**** WORKING DATA

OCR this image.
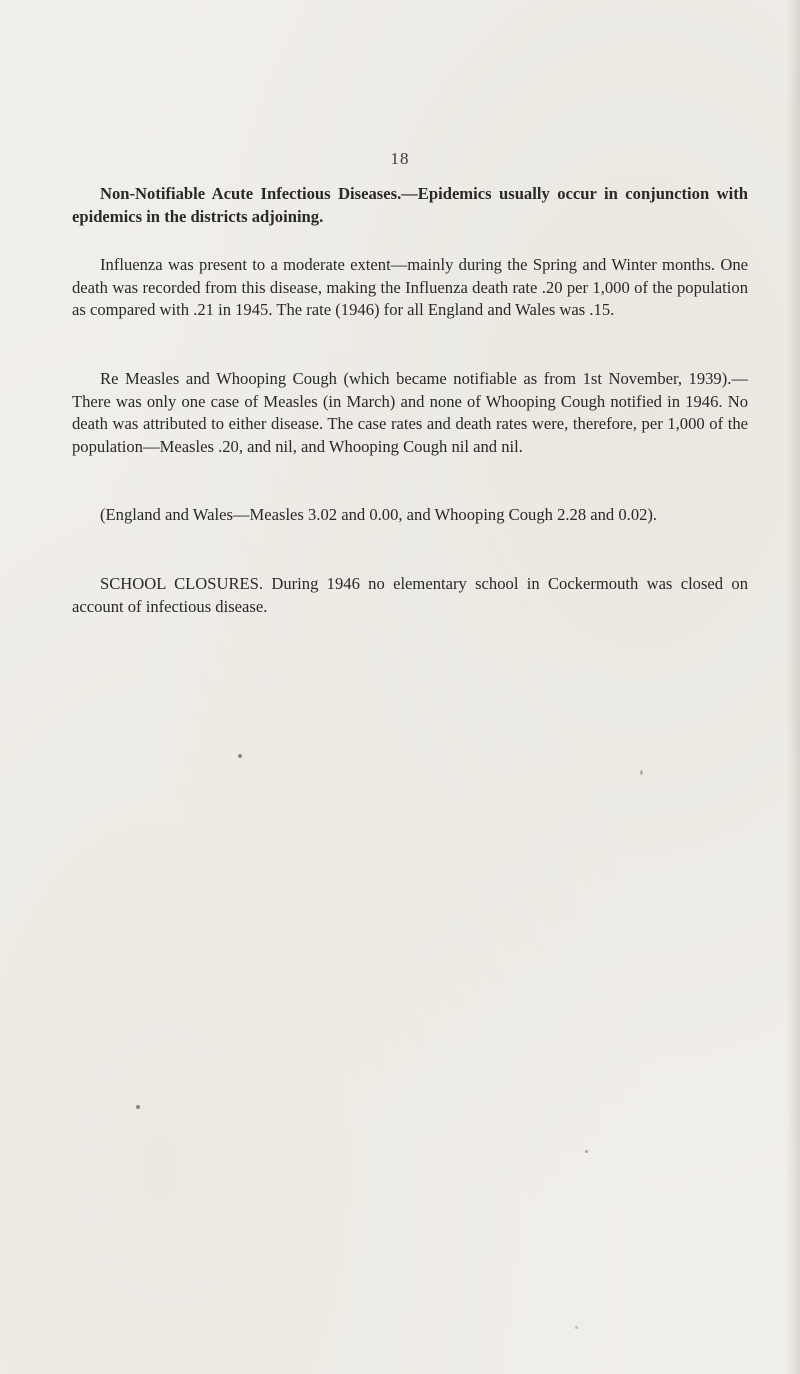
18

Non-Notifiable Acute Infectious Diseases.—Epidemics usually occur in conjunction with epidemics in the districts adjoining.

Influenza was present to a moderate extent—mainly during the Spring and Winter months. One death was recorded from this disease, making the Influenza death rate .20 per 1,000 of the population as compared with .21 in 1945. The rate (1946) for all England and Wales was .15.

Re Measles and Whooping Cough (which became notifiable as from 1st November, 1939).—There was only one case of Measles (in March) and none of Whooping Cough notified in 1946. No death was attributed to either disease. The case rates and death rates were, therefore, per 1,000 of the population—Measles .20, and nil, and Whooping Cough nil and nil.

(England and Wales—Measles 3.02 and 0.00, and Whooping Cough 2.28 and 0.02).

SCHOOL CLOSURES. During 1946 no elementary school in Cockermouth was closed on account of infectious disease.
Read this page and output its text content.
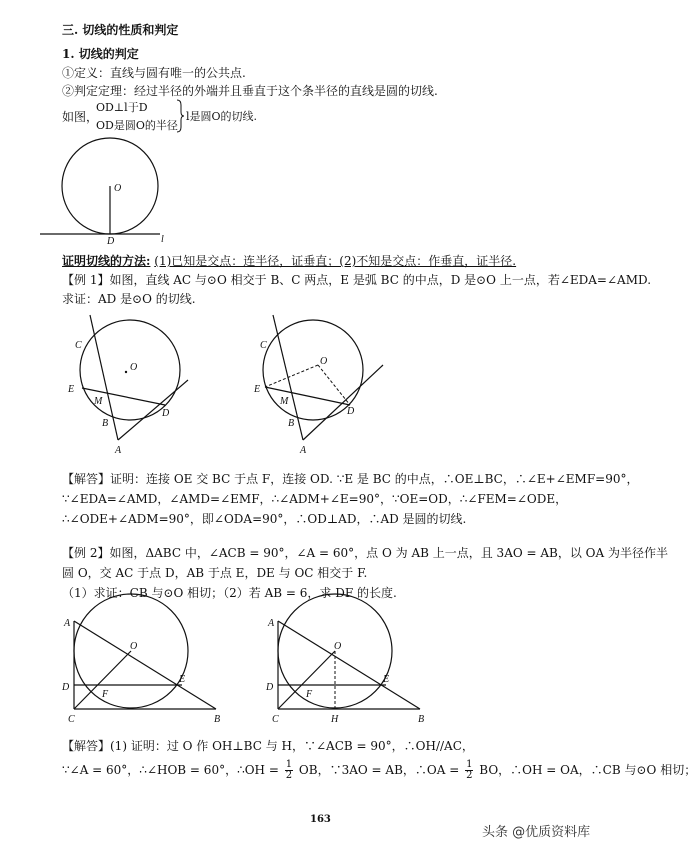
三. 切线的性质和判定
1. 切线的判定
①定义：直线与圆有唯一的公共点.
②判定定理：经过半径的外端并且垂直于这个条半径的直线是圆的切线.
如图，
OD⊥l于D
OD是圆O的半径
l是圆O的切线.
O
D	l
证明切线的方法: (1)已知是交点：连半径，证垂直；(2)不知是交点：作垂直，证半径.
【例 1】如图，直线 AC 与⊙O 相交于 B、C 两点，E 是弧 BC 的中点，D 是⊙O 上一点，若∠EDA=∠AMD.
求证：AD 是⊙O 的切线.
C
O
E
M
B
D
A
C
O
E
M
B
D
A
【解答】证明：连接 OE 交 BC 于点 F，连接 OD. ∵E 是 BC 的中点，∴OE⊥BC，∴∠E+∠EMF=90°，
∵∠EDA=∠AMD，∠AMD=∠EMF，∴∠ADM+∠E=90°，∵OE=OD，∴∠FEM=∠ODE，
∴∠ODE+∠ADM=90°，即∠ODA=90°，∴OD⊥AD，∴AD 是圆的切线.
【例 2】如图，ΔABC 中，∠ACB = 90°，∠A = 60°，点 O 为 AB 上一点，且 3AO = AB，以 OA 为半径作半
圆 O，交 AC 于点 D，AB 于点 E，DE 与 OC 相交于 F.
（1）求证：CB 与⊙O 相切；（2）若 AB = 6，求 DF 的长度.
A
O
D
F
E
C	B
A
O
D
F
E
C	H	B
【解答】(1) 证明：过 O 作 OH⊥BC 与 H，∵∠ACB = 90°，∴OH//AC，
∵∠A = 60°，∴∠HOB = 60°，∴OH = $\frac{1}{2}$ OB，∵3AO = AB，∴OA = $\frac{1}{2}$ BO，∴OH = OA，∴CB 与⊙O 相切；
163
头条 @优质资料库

********
**** WORKING DATA

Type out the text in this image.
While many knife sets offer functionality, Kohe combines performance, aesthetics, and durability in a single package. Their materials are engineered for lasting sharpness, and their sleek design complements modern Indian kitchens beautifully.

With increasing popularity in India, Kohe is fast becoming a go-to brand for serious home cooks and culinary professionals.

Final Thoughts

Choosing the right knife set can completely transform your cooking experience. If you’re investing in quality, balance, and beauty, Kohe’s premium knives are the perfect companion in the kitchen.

********

- _EXERCISE_
Search the data above for lines holding "image" and copy each of them.

- _OUTPUT OF THE EXERCISE_
OCR this image.
Type out the text in this image.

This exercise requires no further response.